Stated task: Show each line of the data below that has the string "JSON" in it.

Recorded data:
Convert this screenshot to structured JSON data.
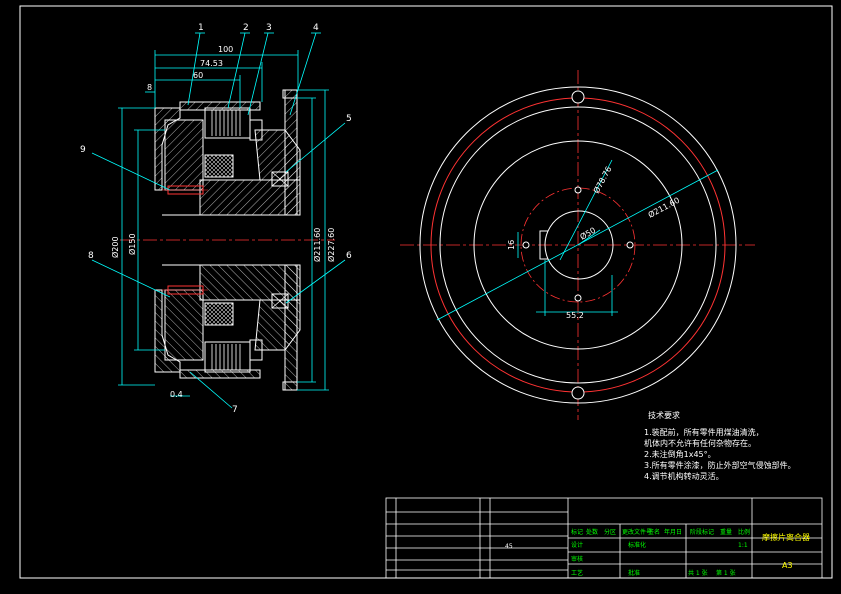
{
  "colors": {
    "background": "#000000",
    "frame": "#ffffff",
    "dimension": "#00ffff",
    "centerline": "#ff3333",
    "section": "#ffff00",
    "hatch": "#ffffff",
    "titleblock_text": "#00ff00"
  },
  "callouts": [
    "1",
    "2",
    "3",
    "4",
    "5",
    "6",
    "7",
    "8",
    "9"
  ],
  "section_dims": {
    "d100": "100",
    "d7453": "74.53",
    "d60": "60",
    "d8": "8",
    "phi200": "Ø200",
    "phi150": "Ø150",
    "phi21160": "Ø211.60",
    "phi22760": "Ø227.60",
    "d04": "0.4"
  },
  "plan_dims": {
    "phi7876": "Ø78.76",
    "phi21160": "Ø211.60",
    "phi50": "Ø50",
    "d16": "16",
    "d552": "55.2"
  },
  "notes": {
    "title": "技术要求",
    "lines": [
      "1.装配前，所有零件用煤油清洗，",
      "  机体内不允许有任何杂物存在。",
      "2.未注倒角1x45°。",
      "3.所有零件涂漆，防止外部空气侵蚀部件。",
      "4.调节机构转动灵活。"
    ]
  },
  "title_block": {
    "drawing_name": "摩擦片离合器",
    "scale_code": "A3",
    "cells": [
      "标记",
      "处数",
      "分区",
      "更改文件号",
      "签名",
      "年月日",
      "设计",
      "标准化",
      "审核",
      "工艺",
      "批准",
      "阶段标记",
      "重量",
      "比例",
      "1:1",
      "共 1 张",
      "第 1 张"
    ],
    "bom_small": "45"
  }
}
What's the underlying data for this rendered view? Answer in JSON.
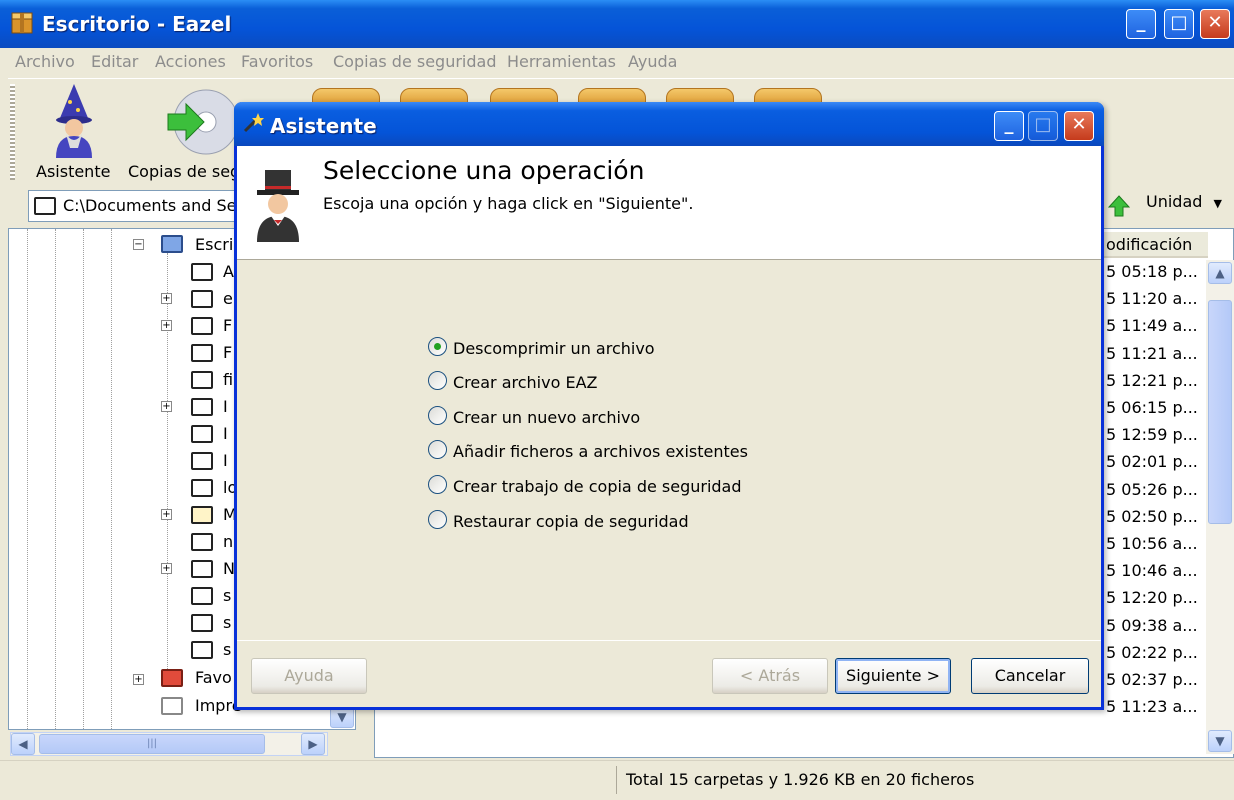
{
  "window": {
    "title": "Escritorio - Eazel",
    "min_glyph": "_",
    "max_glyph": "□",
    "close_glyph": "✕"
  },
  "menu": [
    "Archivo",
    "Editar",
    "Acciones",
    "Favoritos",
    "Copias de seguridad",
    "Herramientas",
    "Ayuda"
  ],
  "toolbar": {
    "wizard_label": "Asistente",
    "backup_label": "Copias de seg"
  },
  "address": {
    "path": "C:\\Documents and Se",
    "unit_label": "Unidad"
  },
  "tree": {
    "root_label": "Escri",
    "children": [
      "A",
      "e",
      "F",
      "F",
      "fi",
      "I",
      "I",
      "I",
      "lo",
      "M",
      "n",
      "N",
      "s",
      "s",
      "s"
    ],
    "favorites": "Favo",
    "printers": "Impre"
  },
  "list": {
    "column_modified": "odificación",
    "rows": [
      "5 05:18 p...",
      "5 11:20 a...",
      "5 11:49 a...",
      "5 11:21 a...",
      "5 12:21 p...",
      "5 06:15 p...",
      "5 12:59 p...",
      "5 02:01 p...",
      "5 05:26 p...",
      "5 02:50 p...",
      "5 10:56 a...",
      "5 10:46 a...",
      "5 12:20 p...",
      "5 09:38 a...",
      "5 02:22 p...",
      "5 02:37 p...",
      "5 11:23 a..."
    ]
  },
  "status": {
    "summary": "Total 15 carpetas y 1.926 KB en 20 ficheros"
  },
  "dialog": {
    "title": "Asistente",
    "heading": "Seleccione una operación",
    "subheading": "Escoja una opción y haga click en \"Siguiente\".",
    "options": [
      {
        "label": "Descomprimir un archivo",
        "selected": true
      },
      {
        "label": "Crear archivo EAZ",
        "selected": false
      },
      {
        "label": "Crear un nuevo archivo",
        "selected": false
      },
      {
        "label": "Añadir ficheros a archivos existentes",
        "selected": false
      },
      {
        "label": "Crear trabajo de copia de seguridad",
        "selected": false
      },
      {
        "label": "Restaurar copia de seguridad",
        "selected": false
      }
    ],
    "buttons": {
      "help": "Ayuda",
      "back": "< Atrás",
      "next": "Siguiente >",
      "cancel": "Cancelar"
    }
  },
  "colors": {
    "titlebar": "#0554d8",
    "dialog_border": "#0831d9",
    "radio_selected": "#21a121"
  }
}
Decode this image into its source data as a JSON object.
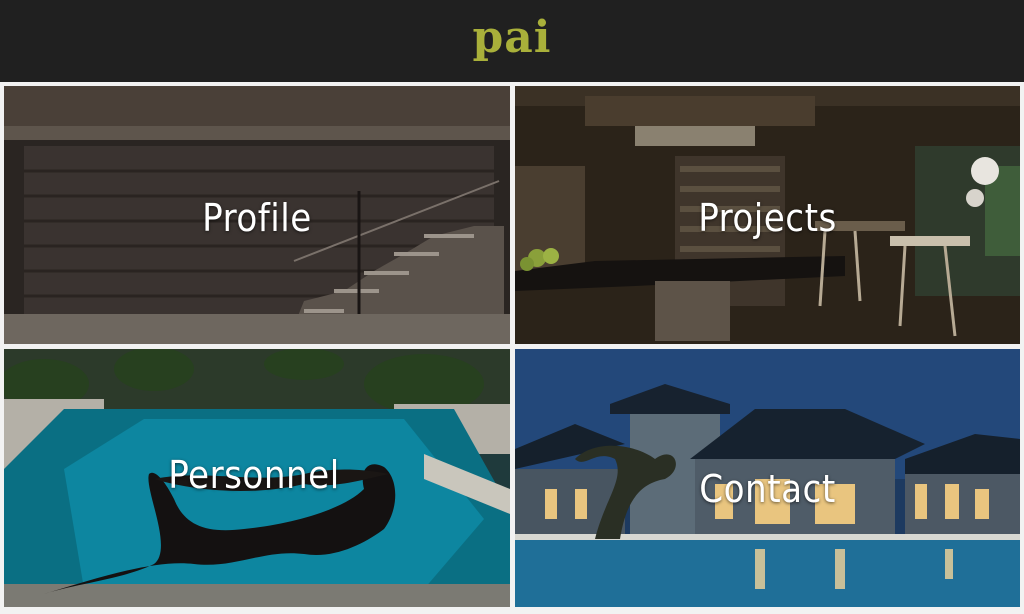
{
  "header": {
    "logo_text": "pai"
  },
  "tiles": [
    {
      "label": "Profile"
    },
    {
      "label": "Projects"
    },
    {
      "label": "Personnel"
    },
    {
      "label": "Contact"
    }
  ],
  "colors": {
    "header_bg": "#202020",
    "logo": "#a9b03a",
    "tile_border": "#f2f2f2",
    "label": "#ffffff"
  }
}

Exercise response:
Convert this screenshot to structured JSON data.
What's the underlying data for this rendered view? Answer in JSON.
Decode this image into its source data as a JSON object.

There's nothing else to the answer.